== Data records

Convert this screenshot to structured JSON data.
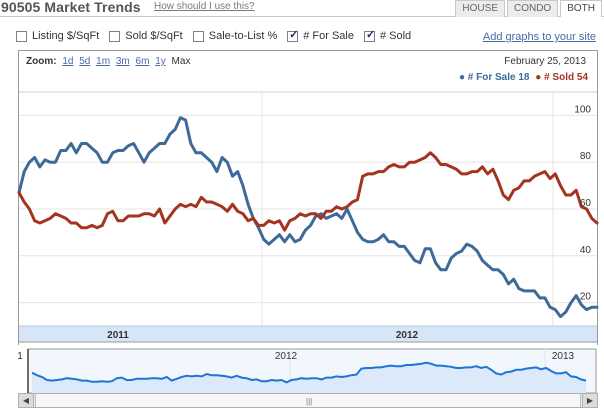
{
  "header": {
    "title": "90505 Market Trends",
    "help_link": "How should I use this?",
    "tabs": [
      {
        "label": "HOUSE",
        "active": false
      },
      {
        "label": "CONDO",
        "active": false
      },
      {
        "label": "BOTH",
        "active": true
      }
    ]
  },
  "controls": {
    "checkboxes": [
      {
        "label": "Listing $/SqFt",
        "checked": false
      },
      {
        "label": "Sold $/SqFt",
        "checked": false
      },
      {
        "label": "Sale-to-List %",
        "checked": false
      },
      {
        "label": "# For Sale",
        "checked": true
      },
      {
        "label": "# Sold",
        "checked": true
      }
    ],
    "add_graphs_link": "Add graphs to your site"
  },
  "zoom": {
    "label": "Zoom:",
    "options": [
      "1d",
      "5d",
      "1m",
      "3m",
      "6m",
      "1y"
    ],
    "max_label": "Max"
  },
  "date_label": "February 25, 2013",
  "legend": {
    "for_sale": "# For Sale 18",
    "sold": "# Sold 54"
  },
  "colors": {
    "for_sale": "#3e6a9a",
    "sold": "#a4341f",
    "navigator": "#1f74d8"
  },
  "scrollbar": {
    "left_arrow": "◀",
    "right_arrow": "▶",
    "grip": "|||"
  },
  "chart_data": {
    "type": "line",
    "y_ticks": [
      20,
      40,
      60,
      80,
      100
    ],
    "ylim": [
      10,
      110
    ],
    "x_labels": [
      "2011",
      "2012"
    ],
    "navigator_labels": [
      "1",
      "2012",
      "2013"
    ],
    "series": [
      {
        "name": "# For Sale",
        "values": [
          67,
          76,
          80,
          82,
          78,
          81,
          80,
          80,
          85,
          85,
          88,
          84,
          88,
          88,
          86,
          84,
          80,
          80,
          84,
          85,
          85,
          87,
          88,
          84,
          80,
          84,
          86,
          88,
          88,
          92,
          94,
          99,
          98,
          88,
          84,
          84,
          82,
          80,
          76,
          82,
          80,
          74,
          76,
          70,
          62,
          56,
          52,
          47,
          45,
          47,
          49,
          46,
          49,
          46,
          47,
          51,
          53,
          57,
          58,
          56,
          57,
          58,
          56,
          60,
          55,
          50,
          47,
          46,
          46,
          47,
          49,
          46,
          46,
          44,
          44,
          41,
          38,
          37,
          43,
          43,
          37,
          34,
          34,
          39,
          41,
          42,
          45,
          44,
          42,
          38,
          36,
          34,
          34,
          32,
          28,
          30,
          26,
          25,
          25,
          25,
          22,
          22,
          18,
          17,
          14,
          16,
          20,
          23,
          19,
          17,
          18,
          18
        ]
      },
      {
        "name": "# Sold",
        "values": [
          67,
          63,
          60,
          55,
          54,
          55,
          56,
          58,
          57,
          56,
          54,
          54,
          52,
          52,
          53,
          52,
          53,
          58,
          59,
          55,
          55,
          57,
          57,
          57,
          58,
          58,
          57,
          60,
          54,
          57,
          60,
          62,
          61,
          62,
          61,
          65,
          63,
          63,
          62,
          61,
          59,
          62,
          59,
          58,
          55,
          56,
          53,
          53,
          55,
          54,
          55,
          51,
          55,
          56,
          58,
          57,
          58,
          58,
          56,
          59,
          59,
          61,
          60,
          61,
          63,
          64,
          74,
          75,
          75,
          76,
          76,
          78,
          79,
          78,
          78,
          80,
          80,
          81,
          82,
          84,
          82,
          79,
          79,
          78,
          77,
          75,
          75,
          76,
          76,
          78,
          75,
          77,
          72,
          66,
          64,
          68,
          69,
          72,
          72,
          74,
          75,
          76,
          73,
          75,
          70,
          66,
          66,
          68,
          61,
          60,
          56,
          54
        ]
      }
    ]
  }
}
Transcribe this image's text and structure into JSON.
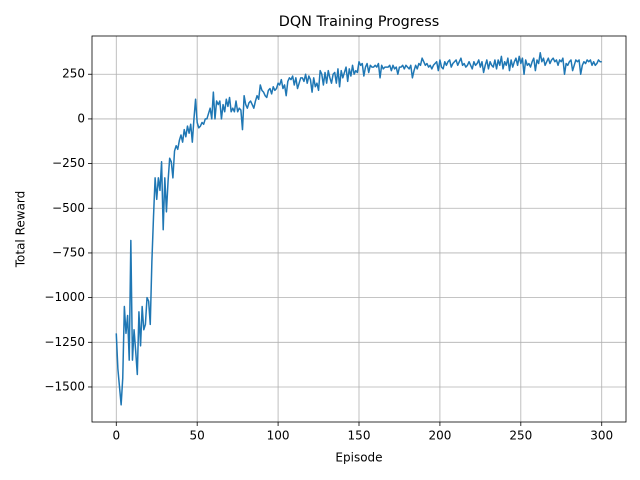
{
  "chart_data": {
    "type": "line",
    "title": "DQN Training Progress",
    "x_label": "Episode",
    "y_label": "Total Reward",
    "grid": true,
    "xlim": [
      -15,
      315
    ],
    "xticks": [
      0,
      50,
      100,
      150,
      200,
      250,
      300
    ],
    "ylim": [
      -1696,
      464
    ],
    "yticks": [
      {
        "value": -1500,
        "label": "−1500"
      },
      {
        "value": -1250,
        "label": "−1250"
      },
      {
        "value": -1000,
        "label": "−1000"
      },
      {
        "value": -750,
        "label": "−750"
      },
      {
        "value": -500,
        "label": "−500"
      },
      {
        "value": -250,
        "label": "−250"
      },
      0,
      250
    ],
    "x": [
      0,
      1,
      2,
      3,
      4,
      5,
      6,
      7,
      8,
      9,
      10,
      11,
      12,
      13,
      14,
      15,
      16,
      17,
      18,
      19,
      20,
      21,
      22,
      23,
      24,
      25,
      26,
      27,
      28,
      29,
      30,
      31,
      32,
      33,
      34,
      35,
      36,
      37,
      38,
      39,
      40,
      41,
      42,
      43,
      44,
      45,
      46,
      47,
      48,
      49,
      50,
      51,
      52,
      53,
      54,
      55,
      56,
      57,
      58,
      59,
      60,
      61,
      62,
      63,
      64,
      65,
      66,
      67,
      68,
      69,
      70,
      71,
      72,
      73,
      74,
      75,
      76,
      77,
      78,
      79,
      80,
      81,
      82,
      83,
      84,
      85,
      86,
      87,
      88,
      89,
      90,
      91,
      92,
      93,
      94,
      95,
      96,
      97,
      98,
      99,
      100,
      101,
      102,
      103,
      104,
      105,
      106,
      107,
      108,
      109,
      110,
      111,
      112,
      113,
      114,
      115,
      116,
      117,
      118,
      119,
      120,
      121,
      122,
      123,
      124,
      125,
      126,
      127,
      128,
      129,
      130,
      131,
      132,
      133,
      134,
      135,
      136,
      137,
      138,
      139,
      140,
      141,
      142,
      143,
      144,
      145,
      146,
      147,
      148,
      149,
      150,
      151,
      152,
      153,
      154,
      155,
      156,
      157,
      158,
      159,
      160,
      161,
      162,
      163,
      164,
      165,
      166,
      167,
      168,
      169,
      170,
      171,
      172,
      173,
      174,
      175,
      176,
      177,
      178,
      179,
      180,
      181,
      182,
      183,
      184,
      185,
      186,
      187,
      188,
      189,
      190,
      191,
      192,
      193,
      194,
      195,
      196,
      197,
      198,
      199,
      200,
      201,
      202,
      203,
      204,
      205,
      206,
      207,
      208,
      209,
      210,
      211,
      212,
      213,
      214,
      215,
      216,
      217,
      218,
      219,
      220,
      221,
      222,
      223,
      224,
      225,
      226,
      227,
      228,
      229,
      230,
      231,
      232,
      233,
      234,
      235,
      236,
      237,
      238,
      239,
      240,
      241,
      242,
      243,
      244,
      245,
      246,
      247,
      248,
      249,
      250,
      251,
      252,
      253,
      254,
      255,
      256,
      257,
      258,
      259,
      260,
      261,
      262,
      263,
      264,
      265,
      266,
      267,
      268,
      269,
      270,
      271,
      272,
      273,
      274,
      275,
      276,
      277,
      278,
      279,
      280,
      281,
      282,
      283,
      284,
      285,
      286,
      287,
      288,
      289,
      290,
      291,
      292,
      293,
      294,
      295,
      296,
      297,
      298,
      299,
      300
    ],
    "series": [
      {
        "color": "#1f77b4",
        "values": [
          -1200,
          -1400,
          -1500,
          -1600,
          -1450,
          -1050,
          -1200,
          -1100,
          -1350,
          -680,
          -1350,
          -1180,
          -1300,
          -1430,
          -1080,
          -1270,
          -1050,
          -1180,
          -1150,
          -1000,
          -1020,
          -1150,
          -800,
          -550,
          -330,
          -450,
          -330,
          -400,
          -240,
          -620,
          -330,
          -520,
          -350,
          -220,
          -240,
          -330,
          -180,
          -150,
          -170,
          -120,
          -90,
          -130,
          -60,
          -100,
          -40,
          -80,
          -30,
          -130,
          0,
          110,
          -20,
          -50,
          -40,
          -20,
          -30,
          0,
          0,
          30,
          60,
          0,
          150,
          0,
          100,
          80,
          100,
          0,
          80,
          40,
          110,
          70,
          120,
          40,
          60,
          40,
          100,
          40,
          60,
          50,
          -60,
          130,
          80,
          60,
          90,
          100,
          80,
          60,
          100,
          130,
          110,
          190,
          160,
          150,
          130,
          120,
          160,
          170,
          140,
          180,
          160,
          170,
          200,
          190,
          220,
          170,
          190,
          130,
          210,
          230,
          220,
          240,
          190,
          230,
          170,
          200,
          230,
          230,
          210,
          250,
          200,
          240,
          220,
          150,
          230,
          180,
          200,
          160,
          270,
          250,
          190,
          260,
          200,
          270,
          230,
          200,
          250,
          260,
          200,
          280,
          180,
          270,
          230,
          260,
          290,
          210,
          280,
          240,
          300,
          250,
          270,
          260,
          320,
          300,
          310,
          240,
          290,
          310,
          260,
          300,
          290,
          290,
          300,
          290,
          310,
          230,
          300,
          280,
          290,
          290,
          290,
          300,
          270,
          300,
          280,
          290,
          250,
          290,
          290,
          300,
          280,
          300,
          290,
          280,
          300,
          230,
          270,
          300,
          280,
          310,
          300,
          340,
          320,
          300,
          310,
          290,
          300,
          280,
          300,
          310,
          320,
          270,
          330,
          290,
          280,
          320,
          300,
          320,
          330,
          290,
          310,
          320,
          330,
          300,
          320,
          340,
          300,
          310,
          290,
          300,
          320,
          300,
          280,
          320,
          300,
          310,
          330,
          290,
          320,
          260,
          300,
          330,
          280,
          320,
          300,
          290,
          330,
          280,
          330,
          300,
          350,
          280,
          320,
          300,
          340,
          270,
          330,
          290,
          320,
          340,
          300,
          350,
          310,
          340,
          250,
          330,
          300,
          310,
          290,
          320,
          340,
          270,
          330,
          310,
          370,
          320,
          340,
          300,
          320,
          340,
          310,
          330,
          340,
          320,
          330,
          300,
          330,
          320,
          340,
          250,
          310,
          300,
          320,
          330,
          270,
          300,
          330,
          320,
          330,
          250,
          300,
          320,
          310,
          330,
          320,
          330,
          300,
          320,
          300,
          310,
          330,
          320,
          320
        ]
      }
    ]
  }
}
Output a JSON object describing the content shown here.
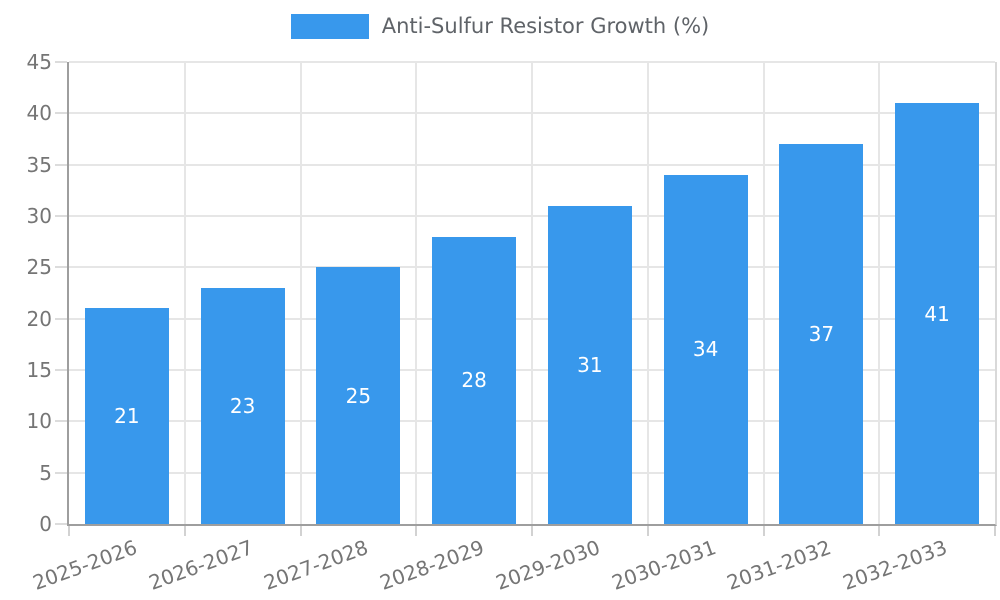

====

What is being asked:
What is the number of lines in this material that hold the string "JSON"? Answer with that number only.

Response below:
3